Transcribe each entry below exactly. Pictures do not go in the copy.

[Stored data entries]
------------------------

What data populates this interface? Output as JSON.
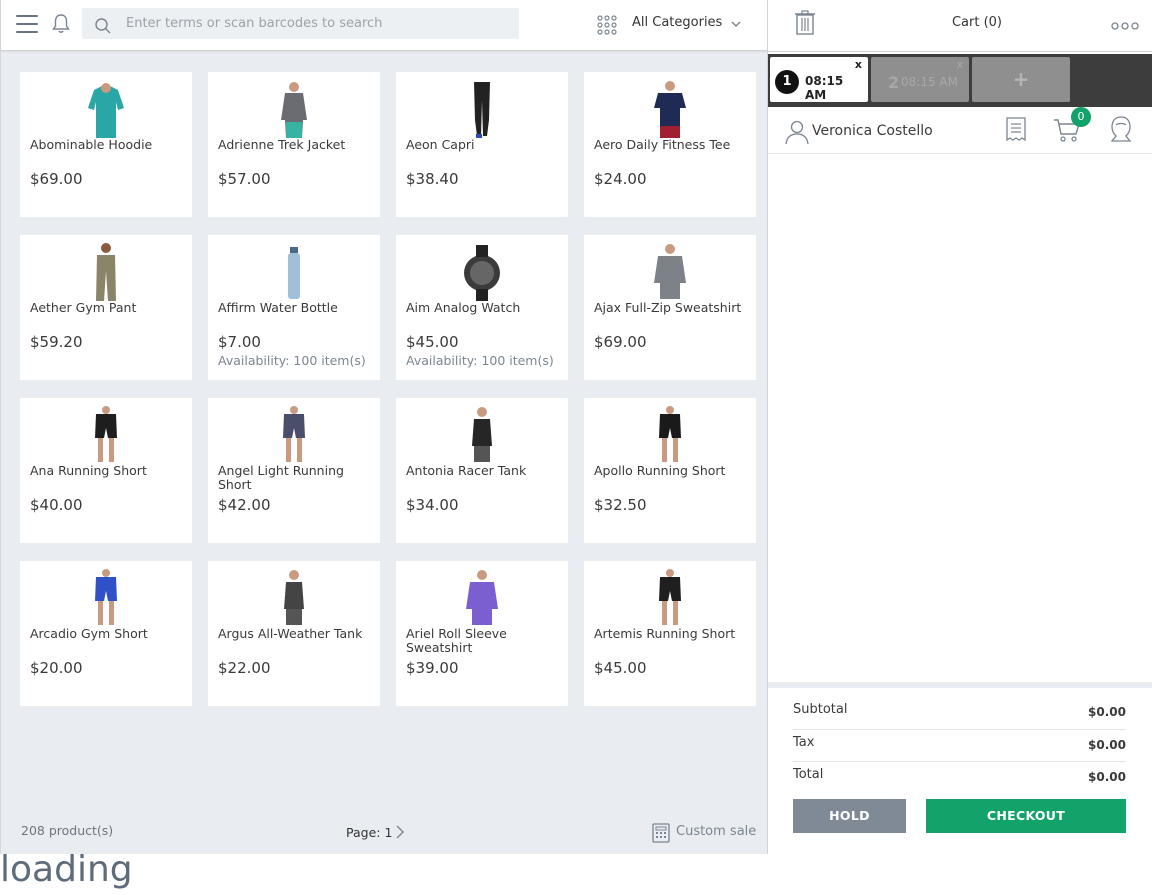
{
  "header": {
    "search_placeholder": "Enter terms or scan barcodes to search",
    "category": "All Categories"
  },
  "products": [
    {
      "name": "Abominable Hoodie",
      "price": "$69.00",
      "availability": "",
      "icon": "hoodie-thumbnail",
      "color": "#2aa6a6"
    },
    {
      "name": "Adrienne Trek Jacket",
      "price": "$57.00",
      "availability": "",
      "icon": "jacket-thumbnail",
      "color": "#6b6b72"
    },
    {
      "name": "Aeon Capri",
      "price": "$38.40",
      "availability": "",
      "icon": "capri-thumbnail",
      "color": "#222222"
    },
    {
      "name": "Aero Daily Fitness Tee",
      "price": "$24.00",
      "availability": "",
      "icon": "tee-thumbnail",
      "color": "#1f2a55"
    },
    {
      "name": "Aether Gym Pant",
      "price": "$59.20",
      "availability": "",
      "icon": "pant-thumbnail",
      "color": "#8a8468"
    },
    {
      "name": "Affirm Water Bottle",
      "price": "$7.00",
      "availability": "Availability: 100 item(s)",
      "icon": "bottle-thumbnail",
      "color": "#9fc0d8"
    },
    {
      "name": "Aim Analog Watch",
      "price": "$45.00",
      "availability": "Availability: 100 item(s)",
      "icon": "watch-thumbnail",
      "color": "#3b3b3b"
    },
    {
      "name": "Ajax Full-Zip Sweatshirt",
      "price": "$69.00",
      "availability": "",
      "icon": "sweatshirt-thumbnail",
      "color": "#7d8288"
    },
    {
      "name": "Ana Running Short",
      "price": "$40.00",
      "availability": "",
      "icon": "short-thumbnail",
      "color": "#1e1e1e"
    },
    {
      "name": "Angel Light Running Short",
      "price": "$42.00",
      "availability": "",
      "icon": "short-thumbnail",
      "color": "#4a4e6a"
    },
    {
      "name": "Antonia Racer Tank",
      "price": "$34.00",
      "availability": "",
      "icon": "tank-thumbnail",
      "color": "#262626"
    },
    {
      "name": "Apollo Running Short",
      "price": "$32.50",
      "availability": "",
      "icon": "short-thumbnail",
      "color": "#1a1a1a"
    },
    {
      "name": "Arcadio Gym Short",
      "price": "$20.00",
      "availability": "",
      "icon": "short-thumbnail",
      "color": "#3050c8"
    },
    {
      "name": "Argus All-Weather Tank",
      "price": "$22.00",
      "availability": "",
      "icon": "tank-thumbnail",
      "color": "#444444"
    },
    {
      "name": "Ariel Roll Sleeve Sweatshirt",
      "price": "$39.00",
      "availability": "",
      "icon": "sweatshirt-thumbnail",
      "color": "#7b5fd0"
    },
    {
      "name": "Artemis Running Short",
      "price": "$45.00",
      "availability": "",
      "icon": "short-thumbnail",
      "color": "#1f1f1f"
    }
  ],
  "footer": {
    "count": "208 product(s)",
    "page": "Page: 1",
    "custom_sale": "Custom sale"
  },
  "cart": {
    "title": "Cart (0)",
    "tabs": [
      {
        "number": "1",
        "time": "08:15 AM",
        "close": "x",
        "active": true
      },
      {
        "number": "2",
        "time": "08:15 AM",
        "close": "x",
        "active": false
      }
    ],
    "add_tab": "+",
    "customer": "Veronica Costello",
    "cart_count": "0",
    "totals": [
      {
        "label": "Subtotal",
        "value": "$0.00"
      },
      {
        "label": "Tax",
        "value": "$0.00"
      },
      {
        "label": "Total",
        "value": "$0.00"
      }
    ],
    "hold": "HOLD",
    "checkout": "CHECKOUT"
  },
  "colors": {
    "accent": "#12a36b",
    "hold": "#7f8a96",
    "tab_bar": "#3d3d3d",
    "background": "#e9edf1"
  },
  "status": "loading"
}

------------------------

**Result:**
What data populates this interface? Output as JSON.
{
  "header": {
    "search_placeholder": "Enter terms or scan barcodes to search",
    "category": "All Categories"
  },
  "products": [
    {
      "name": "Abominable Hoodie",
      "price": "$69.00",
      "availability": "",
      "icon": "hoodie-thumbnail",
      "color": "#2aa6a6"
    },
    {
      "name": "Adrienne Trek Jacket",
      "price": "$57.00",
      "availability": "",
      "icon": "jacket-thumbnail",
      "color": "#6b6b72"
    },
    {
      "name": "Aeon Capri",
      "price": "$38.40",
      "availability": "",
      "icon": "capri-thumbnail",
      "color": "#222222"
    },
    {
      "name": "Aero Daily Fitness Tee",
      "price": "$24.00",
      "availability": "",
      "icon": "tee-thumbnail",
      "color": "#1f2a55"
    },
    {
      "name": "Aether Gym Pant",
      "price": "$59.20",
      "availability": "",
      "icon": "pant-thumbnail",
      "color": "#8a8468"
    },
    {
      "name": "Affirm Water Bottle",
      "price": "$7.00",
      "availability": "Availability: 100 item(s)",
      "icon": "bottle-thumbnail",
      "color": "#9fc0d8"
    },
    {
      "name": "Aim Analog Watch",
      "price": "$45.00",
      "availability": "Availability: 100 item(s)",
      "icon": "watch-thumbnail",
      "color": "#3b3b3b"
    },
    {
      "name": "Ajax Full-Zip Sweatshirt",
      "price": "$69.00",
      "availability": "",
      "icon": "sweatshirt-thumbnail",
      "color": "#7d8288"
    },
    {
      "name": "Ana Running Short",
      "price": "$40.00",
      "availability": "",
      "icon": "short-thumbnail",
      "color": "#1e1e1e"
    },
    {
      "name": "Angel Light Running Short",
      "price": "$42.00",
      "availability": "",
      "icon": "short-thumbnail",
      "color": "#4a4e6a"
    },
    {
      "name": "Antonia Racer Tank",
      "price": "$34.00",
      "availability": "",
      "icon": "tank-thumbnail",
      "color": "#262626"
    },
    {
      "name": "Apollo Running Short",
      "price": "$32.50",
      "availability": "",
      "icon": "short-thumbnail",
      "color": "#1a1a1a"
    },
    {
      "name": "Arcadio Gym Short",
      "price": "$20.00",
      "availability": "",
      "icon": "short-thumbnail",
      "color": "#3050c8"
    },
    {
      "name": "Argus All-Weather Tank",
      "price": "$22.00",
      "availability": "",
      "icon": "tank-thumbnail",
      "color": "#444444"
    },
    {
      "name": "Ariel Roll Sleeve Sweatshirt",
      "price": "$39.00",
      "availability": "",
      "icon": "sweatshirt-thumbnail",
      "color": "#7b5fd0"
    },
    {
      "name": "Artemis Running Short",
      "price": "$45.00",
      "availability": "",
      "icon": "short-thumbnail",
      "color": "#1f1f1f"
    }
  ],
  "footer": {
    "count": "208 product(s)",
    "page": "Page: 1",
    "custom_sale": "Custom sale"
  },
  "cart": {
    "title": "Cart (0)",
    "tabs": [
      {
        "number": "1",
        "time": "08:15 AM",
        "close": "x",
        "active": true
      },
      {
        "number": "2",
        "time": "08:15 AM",
        "close": "x",
        "active": false
      }
    ],
    "add_tab": "+",
    "customer": "Veronica Costello",
    "cart_count": "0",
    "totals": [
      {
        "label": "Subtotal",
        "value": "$0.00"
      },
      {
        "label": "Tax",
        "value": "$0.00"
      },
      {
        "label": "Total",
        "value": "$0.00"
      }
    ],
    "hold": "HOLD",
    "checkout": "CHECKOUT"
  },
  "colors": {
    "accent": "#12a36b",
    "hold": "#7f8a96",
    "tab_bar": "#3d3d3d",
    "background": "#e9edf1"
  },
  "status": "loading"
}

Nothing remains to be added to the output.